* **Aim**
Identify each line containing the word "name" and copy it.

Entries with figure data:
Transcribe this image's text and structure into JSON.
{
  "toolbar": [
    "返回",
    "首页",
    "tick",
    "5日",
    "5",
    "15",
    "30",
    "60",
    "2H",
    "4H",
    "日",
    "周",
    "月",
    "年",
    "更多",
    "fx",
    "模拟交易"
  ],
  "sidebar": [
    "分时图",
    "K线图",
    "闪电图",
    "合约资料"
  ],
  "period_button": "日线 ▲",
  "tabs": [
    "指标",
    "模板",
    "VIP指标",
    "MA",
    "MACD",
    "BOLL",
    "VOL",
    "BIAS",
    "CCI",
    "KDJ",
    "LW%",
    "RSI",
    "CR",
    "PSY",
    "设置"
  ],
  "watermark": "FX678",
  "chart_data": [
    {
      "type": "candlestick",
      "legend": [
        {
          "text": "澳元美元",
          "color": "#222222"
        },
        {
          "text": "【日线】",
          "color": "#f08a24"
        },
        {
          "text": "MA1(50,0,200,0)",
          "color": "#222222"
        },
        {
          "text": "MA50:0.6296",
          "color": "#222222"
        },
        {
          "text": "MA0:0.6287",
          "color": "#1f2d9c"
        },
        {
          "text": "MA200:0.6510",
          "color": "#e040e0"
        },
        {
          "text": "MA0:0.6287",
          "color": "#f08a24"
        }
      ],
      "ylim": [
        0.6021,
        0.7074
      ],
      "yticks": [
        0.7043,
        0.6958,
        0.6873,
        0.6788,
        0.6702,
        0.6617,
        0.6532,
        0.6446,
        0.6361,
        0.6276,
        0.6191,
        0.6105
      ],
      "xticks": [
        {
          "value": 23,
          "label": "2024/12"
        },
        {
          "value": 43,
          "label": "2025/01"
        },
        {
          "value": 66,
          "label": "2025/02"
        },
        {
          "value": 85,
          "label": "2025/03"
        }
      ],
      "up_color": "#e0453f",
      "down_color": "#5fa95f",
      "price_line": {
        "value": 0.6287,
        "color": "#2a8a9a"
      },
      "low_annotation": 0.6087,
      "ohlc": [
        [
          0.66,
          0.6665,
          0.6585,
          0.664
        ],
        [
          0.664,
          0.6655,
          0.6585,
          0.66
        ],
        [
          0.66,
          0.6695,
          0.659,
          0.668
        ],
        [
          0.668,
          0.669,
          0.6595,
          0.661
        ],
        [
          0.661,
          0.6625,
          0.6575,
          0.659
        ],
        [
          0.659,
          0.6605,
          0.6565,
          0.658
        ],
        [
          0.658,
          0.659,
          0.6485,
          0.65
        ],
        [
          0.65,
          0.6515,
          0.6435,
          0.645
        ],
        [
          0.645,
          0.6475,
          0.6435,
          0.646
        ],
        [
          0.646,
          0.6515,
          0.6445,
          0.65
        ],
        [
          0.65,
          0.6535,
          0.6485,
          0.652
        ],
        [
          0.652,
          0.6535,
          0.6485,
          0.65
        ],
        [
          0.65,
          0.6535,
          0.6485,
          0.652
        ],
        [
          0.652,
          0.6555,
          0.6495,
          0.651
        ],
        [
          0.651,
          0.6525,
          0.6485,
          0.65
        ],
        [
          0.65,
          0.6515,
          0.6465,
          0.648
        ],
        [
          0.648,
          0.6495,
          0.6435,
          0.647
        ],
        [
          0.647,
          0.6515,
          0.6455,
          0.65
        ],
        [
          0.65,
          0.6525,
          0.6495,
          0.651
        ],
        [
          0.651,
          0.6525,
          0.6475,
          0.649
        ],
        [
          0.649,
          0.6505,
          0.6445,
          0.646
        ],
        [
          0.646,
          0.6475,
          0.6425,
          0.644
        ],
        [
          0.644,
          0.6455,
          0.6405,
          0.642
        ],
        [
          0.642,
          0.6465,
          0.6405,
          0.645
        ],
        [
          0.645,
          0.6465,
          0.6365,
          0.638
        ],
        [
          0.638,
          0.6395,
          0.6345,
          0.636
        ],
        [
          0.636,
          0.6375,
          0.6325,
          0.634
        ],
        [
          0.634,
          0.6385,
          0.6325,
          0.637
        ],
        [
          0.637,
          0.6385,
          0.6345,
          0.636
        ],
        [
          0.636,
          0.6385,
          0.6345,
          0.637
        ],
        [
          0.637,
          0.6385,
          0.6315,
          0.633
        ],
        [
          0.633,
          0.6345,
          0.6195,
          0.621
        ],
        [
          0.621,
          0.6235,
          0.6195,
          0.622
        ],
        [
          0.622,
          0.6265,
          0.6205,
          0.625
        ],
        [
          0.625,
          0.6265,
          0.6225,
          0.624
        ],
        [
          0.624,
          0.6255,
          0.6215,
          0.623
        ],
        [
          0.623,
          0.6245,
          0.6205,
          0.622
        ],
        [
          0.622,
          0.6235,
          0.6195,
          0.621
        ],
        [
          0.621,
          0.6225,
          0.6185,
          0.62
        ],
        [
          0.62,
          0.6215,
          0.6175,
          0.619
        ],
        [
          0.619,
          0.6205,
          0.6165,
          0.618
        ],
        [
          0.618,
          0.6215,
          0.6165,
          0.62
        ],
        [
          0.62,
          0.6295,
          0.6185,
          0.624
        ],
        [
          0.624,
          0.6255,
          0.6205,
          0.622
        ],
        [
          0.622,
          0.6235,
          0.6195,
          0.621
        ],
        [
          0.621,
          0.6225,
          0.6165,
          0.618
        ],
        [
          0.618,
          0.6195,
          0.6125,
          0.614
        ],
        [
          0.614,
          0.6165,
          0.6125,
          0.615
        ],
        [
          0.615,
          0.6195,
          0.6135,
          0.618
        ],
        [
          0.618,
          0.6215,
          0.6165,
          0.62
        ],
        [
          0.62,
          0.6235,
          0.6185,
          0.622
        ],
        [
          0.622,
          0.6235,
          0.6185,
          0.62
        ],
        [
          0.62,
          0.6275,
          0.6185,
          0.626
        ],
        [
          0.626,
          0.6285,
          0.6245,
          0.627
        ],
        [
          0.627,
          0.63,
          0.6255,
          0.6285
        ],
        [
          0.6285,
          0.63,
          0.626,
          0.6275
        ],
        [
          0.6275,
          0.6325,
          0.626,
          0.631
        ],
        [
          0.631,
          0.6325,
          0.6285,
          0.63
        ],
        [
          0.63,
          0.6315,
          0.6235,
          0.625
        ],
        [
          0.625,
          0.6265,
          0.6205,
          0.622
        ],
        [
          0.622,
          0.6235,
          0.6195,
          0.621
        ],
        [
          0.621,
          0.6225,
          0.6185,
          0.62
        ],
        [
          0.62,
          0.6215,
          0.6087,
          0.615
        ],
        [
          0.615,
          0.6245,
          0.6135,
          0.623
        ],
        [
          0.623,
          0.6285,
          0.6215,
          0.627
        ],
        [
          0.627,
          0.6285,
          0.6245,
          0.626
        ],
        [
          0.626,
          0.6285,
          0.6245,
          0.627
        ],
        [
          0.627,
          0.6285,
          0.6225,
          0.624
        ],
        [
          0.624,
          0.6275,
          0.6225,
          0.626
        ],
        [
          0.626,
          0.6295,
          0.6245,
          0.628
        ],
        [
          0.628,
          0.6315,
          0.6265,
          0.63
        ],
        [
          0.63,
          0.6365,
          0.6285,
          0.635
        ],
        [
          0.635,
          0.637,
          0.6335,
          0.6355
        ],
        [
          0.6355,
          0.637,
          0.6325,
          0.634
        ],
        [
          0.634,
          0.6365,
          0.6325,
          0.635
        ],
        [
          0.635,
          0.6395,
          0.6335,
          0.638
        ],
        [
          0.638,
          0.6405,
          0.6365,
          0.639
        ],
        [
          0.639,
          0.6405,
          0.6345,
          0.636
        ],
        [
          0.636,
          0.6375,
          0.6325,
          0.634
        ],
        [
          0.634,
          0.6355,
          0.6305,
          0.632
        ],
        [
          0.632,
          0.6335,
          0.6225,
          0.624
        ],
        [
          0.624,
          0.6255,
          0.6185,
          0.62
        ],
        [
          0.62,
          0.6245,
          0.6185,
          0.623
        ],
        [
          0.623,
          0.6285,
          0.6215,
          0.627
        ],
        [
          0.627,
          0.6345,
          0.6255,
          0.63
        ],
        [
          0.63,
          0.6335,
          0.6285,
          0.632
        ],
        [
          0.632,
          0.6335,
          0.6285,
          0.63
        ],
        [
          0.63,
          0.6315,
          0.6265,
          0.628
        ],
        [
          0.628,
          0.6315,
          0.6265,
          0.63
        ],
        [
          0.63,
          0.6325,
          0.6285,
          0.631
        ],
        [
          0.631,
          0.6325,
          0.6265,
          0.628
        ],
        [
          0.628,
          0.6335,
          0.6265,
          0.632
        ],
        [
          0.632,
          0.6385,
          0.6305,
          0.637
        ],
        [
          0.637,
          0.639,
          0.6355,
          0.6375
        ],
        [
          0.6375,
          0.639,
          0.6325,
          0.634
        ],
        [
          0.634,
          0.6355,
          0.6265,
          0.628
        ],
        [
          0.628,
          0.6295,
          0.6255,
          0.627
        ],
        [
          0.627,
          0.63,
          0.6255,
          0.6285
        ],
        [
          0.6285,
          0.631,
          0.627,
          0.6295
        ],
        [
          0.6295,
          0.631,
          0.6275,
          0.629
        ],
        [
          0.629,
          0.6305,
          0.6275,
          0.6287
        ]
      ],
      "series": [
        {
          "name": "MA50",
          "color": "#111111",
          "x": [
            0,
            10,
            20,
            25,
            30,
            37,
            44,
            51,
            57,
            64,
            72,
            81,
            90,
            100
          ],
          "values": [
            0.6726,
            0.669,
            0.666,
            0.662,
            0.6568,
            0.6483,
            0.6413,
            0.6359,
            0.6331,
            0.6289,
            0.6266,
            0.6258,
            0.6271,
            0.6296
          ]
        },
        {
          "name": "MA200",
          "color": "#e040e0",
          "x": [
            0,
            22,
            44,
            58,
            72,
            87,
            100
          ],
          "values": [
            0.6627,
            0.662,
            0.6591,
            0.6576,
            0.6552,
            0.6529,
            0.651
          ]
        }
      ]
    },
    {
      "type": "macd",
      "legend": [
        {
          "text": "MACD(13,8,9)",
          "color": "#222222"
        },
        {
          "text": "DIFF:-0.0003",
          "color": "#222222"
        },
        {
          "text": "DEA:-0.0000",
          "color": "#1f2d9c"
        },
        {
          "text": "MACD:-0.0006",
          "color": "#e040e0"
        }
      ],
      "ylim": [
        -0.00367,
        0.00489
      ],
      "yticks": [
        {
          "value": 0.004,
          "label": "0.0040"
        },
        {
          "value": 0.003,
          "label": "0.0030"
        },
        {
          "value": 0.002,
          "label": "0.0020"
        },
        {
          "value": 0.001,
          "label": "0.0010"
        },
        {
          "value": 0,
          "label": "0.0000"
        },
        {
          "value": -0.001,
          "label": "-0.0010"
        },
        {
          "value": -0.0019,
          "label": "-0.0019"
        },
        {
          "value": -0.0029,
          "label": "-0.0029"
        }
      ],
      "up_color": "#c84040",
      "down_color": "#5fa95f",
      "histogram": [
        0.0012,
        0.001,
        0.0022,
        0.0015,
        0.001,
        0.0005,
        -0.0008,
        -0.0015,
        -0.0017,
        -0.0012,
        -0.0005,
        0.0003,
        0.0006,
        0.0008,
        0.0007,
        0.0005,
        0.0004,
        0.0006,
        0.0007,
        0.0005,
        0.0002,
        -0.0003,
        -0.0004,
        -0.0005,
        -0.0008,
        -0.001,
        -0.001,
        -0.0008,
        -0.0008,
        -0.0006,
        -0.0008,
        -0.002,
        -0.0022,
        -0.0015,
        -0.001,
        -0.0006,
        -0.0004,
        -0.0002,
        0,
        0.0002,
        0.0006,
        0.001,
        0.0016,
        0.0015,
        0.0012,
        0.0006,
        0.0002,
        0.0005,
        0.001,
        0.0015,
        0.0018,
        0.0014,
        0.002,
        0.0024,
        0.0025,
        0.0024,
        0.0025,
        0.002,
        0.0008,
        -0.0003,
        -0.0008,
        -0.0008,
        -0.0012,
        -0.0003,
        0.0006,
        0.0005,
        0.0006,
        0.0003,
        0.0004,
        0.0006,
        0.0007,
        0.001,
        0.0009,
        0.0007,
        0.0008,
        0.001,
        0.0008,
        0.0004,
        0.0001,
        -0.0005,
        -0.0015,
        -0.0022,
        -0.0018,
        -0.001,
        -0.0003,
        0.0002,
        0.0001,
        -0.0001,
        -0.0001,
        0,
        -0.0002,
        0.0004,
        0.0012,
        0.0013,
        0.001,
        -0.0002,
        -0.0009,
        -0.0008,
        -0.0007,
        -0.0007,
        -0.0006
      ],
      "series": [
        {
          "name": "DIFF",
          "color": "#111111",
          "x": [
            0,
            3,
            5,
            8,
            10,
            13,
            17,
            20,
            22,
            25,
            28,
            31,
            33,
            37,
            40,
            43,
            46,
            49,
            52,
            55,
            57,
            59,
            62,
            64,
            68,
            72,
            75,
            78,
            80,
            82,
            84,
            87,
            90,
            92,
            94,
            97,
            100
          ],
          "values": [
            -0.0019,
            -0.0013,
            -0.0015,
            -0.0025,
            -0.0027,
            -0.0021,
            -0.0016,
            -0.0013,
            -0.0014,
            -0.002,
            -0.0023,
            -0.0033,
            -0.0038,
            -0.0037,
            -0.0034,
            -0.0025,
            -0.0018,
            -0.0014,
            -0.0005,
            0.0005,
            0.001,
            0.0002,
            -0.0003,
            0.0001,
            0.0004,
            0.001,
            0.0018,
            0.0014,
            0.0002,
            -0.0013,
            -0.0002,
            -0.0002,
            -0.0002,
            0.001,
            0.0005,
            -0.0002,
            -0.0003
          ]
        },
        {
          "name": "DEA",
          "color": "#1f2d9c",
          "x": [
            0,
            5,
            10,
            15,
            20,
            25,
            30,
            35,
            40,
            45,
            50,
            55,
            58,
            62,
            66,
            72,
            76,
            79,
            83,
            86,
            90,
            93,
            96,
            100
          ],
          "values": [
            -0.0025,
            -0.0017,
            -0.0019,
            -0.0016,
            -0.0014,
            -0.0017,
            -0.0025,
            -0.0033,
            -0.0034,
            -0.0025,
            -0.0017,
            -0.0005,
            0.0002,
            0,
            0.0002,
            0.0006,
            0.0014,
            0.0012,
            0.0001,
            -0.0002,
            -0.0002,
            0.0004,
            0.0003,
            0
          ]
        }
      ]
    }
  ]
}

* **Output**
          "name": "MA50",
          "name": "MA200",
          "name": "DIFF",
          "name": "DEA",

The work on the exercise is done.